Start of Given records

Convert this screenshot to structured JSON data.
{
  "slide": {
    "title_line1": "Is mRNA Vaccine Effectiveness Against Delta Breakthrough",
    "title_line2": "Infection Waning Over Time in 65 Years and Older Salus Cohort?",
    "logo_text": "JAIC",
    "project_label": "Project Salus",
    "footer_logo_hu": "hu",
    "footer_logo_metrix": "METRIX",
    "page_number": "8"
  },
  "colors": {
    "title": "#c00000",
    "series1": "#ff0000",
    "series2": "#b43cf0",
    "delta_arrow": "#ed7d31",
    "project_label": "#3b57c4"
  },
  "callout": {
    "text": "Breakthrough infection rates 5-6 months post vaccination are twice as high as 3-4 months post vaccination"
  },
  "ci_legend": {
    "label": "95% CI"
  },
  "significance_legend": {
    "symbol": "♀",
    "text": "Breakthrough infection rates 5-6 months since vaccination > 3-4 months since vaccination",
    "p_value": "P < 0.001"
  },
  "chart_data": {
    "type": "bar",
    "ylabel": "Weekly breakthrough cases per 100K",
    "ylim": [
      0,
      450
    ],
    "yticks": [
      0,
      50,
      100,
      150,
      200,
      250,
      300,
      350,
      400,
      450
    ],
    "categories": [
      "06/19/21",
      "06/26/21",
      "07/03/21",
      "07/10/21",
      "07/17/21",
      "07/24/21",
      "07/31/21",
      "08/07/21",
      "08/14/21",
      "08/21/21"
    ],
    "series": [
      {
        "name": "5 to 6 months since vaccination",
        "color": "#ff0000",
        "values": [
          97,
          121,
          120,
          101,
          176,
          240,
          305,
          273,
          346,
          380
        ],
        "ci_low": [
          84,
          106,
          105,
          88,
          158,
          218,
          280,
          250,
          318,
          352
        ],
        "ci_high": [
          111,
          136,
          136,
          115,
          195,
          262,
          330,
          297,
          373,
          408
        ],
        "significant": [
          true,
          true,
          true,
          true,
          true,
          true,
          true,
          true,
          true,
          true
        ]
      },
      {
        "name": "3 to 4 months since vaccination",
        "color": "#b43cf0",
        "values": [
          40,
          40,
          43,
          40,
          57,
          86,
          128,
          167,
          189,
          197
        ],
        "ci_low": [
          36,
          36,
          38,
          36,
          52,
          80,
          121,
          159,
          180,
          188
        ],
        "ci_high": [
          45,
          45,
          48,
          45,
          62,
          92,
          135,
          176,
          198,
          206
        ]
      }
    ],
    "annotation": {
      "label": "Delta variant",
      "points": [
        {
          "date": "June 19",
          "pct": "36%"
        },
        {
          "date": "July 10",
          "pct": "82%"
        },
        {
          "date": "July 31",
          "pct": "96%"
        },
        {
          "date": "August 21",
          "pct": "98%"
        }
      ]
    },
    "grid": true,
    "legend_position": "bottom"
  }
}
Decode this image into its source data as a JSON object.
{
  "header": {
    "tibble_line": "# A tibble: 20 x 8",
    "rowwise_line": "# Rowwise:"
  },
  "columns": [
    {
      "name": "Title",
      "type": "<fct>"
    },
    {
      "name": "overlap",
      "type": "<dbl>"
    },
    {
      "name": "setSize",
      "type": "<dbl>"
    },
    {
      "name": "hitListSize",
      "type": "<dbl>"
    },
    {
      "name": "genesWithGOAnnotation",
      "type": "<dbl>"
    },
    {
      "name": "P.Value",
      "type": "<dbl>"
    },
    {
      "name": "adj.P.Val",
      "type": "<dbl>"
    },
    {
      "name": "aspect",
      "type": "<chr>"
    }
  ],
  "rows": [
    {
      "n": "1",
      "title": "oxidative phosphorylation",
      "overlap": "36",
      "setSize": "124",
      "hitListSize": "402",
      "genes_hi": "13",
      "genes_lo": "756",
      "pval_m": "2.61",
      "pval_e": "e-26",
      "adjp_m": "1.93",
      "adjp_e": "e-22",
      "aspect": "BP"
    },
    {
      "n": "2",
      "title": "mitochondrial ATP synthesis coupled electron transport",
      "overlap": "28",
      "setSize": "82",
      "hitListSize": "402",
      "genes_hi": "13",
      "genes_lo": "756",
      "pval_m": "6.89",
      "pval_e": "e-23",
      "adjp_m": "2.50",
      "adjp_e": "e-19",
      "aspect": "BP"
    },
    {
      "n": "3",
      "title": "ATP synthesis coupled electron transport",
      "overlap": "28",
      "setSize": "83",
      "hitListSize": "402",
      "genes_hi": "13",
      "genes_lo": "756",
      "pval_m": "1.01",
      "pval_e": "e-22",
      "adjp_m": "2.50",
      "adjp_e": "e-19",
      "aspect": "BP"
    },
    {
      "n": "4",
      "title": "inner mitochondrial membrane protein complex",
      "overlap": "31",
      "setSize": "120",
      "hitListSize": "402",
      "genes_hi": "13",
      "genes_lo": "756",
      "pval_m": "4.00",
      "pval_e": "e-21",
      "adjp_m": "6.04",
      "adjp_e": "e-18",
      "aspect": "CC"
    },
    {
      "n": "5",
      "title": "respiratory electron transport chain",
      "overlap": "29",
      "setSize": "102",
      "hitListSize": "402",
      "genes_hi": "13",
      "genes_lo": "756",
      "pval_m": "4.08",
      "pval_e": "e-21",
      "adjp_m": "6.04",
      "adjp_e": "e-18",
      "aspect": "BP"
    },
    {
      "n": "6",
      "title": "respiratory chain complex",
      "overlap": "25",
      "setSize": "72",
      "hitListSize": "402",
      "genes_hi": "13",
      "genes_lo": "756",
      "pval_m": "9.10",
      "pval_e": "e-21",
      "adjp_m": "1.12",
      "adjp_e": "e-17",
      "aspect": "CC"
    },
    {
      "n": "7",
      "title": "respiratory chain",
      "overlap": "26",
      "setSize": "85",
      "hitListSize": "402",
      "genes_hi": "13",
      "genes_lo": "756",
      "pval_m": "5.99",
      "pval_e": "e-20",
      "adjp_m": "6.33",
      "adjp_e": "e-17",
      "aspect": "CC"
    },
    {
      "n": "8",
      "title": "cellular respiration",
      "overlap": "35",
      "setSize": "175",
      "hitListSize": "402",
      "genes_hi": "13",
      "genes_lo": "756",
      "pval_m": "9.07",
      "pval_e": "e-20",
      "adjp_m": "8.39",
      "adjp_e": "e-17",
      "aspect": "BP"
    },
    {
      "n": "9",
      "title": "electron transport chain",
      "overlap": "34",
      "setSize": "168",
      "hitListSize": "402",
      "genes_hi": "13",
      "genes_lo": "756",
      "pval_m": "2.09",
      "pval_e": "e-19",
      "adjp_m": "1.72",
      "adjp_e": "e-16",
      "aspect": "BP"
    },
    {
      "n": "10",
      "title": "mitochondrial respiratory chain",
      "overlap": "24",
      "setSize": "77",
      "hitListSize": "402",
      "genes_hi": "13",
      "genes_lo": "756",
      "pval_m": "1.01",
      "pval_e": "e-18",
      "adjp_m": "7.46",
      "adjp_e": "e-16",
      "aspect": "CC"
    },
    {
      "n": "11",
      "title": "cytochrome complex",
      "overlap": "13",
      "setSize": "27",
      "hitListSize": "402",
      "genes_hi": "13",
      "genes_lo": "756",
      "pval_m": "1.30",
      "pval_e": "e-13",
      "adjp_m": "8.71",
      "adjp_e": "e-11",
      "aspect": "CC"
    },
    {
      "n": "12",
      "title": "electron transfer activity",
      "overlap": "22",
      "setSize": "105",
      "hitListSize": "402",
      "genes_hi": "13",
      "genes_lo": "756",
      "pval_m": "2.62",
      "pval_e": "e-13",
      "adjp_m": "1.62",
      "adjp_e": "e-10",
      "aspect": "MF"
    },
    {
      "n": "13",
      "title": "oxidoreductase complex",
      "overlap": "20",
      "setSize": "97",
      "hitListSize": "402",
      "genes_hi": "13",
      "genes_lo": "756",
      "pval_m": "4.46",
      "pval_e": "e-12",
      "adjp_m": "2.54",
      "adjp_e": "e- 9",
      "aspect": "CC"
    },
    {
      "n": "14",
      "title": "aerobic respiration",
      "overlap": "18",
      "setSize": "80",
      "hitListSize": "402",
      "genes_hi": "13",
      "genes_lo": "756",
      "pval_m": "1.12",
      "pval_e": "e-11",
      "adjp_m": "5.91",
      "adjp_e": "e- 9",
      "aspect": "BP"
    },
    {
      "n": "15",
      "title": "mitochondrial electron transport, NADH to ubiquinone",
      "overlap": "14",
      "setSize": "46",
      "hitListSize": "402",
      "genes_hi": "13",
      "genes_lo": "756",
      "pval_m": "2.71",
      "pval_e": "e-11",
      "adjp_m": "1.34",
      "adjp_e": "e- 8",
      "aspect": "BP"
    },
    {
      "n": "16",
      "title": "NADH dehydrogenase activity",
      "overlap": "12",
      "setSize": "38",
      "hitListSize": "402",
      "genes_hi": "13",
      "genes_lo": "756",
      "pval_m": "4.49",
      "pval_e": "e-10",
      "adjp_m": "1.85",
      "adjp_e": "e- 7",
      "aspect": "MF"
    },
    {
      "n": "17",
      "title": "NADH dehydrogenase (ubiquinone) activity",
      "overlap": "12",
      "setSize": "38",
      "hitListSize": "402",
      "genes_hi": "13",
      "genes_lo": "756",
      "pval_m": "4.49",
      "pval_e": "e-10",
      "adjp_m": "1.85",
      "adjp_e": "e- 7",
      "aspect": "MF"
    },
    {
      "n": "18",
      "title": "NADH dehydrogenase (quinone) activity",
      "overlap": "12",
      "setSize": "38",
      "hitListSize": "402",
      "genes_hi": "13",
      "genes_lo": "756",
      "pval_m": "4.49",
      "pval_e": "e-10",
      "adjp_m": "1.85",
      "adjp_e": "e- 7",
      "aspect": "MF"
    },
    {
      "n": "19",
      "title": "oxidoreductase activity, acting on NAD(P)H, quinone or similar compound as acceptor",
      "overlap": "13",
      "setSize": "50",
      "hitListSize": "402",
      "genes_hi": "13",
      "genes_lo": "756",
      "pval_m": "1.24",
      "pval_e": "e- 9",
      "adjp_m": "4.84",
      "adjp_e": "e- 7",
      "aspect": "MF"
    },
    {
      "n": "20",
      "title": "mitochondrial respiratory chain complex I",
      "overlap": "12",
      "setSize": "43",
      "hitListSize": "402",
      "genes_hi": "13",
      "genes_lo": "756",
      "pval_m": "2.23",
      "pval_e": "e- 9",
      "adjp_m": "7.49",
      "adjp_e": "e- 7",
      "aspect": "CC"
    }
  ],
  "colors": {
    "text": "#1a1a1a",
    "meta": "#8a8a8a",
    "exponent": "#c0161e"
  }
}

End of Given records

## What you are asked to do
Return each line among the entries that holds the word "ubiquinone".

## Result for this task
      "title": "mitochondrial electron transport, NADH to ubiquinone",
      "title": "NADH dehydrogenase (ubiquinone) activity",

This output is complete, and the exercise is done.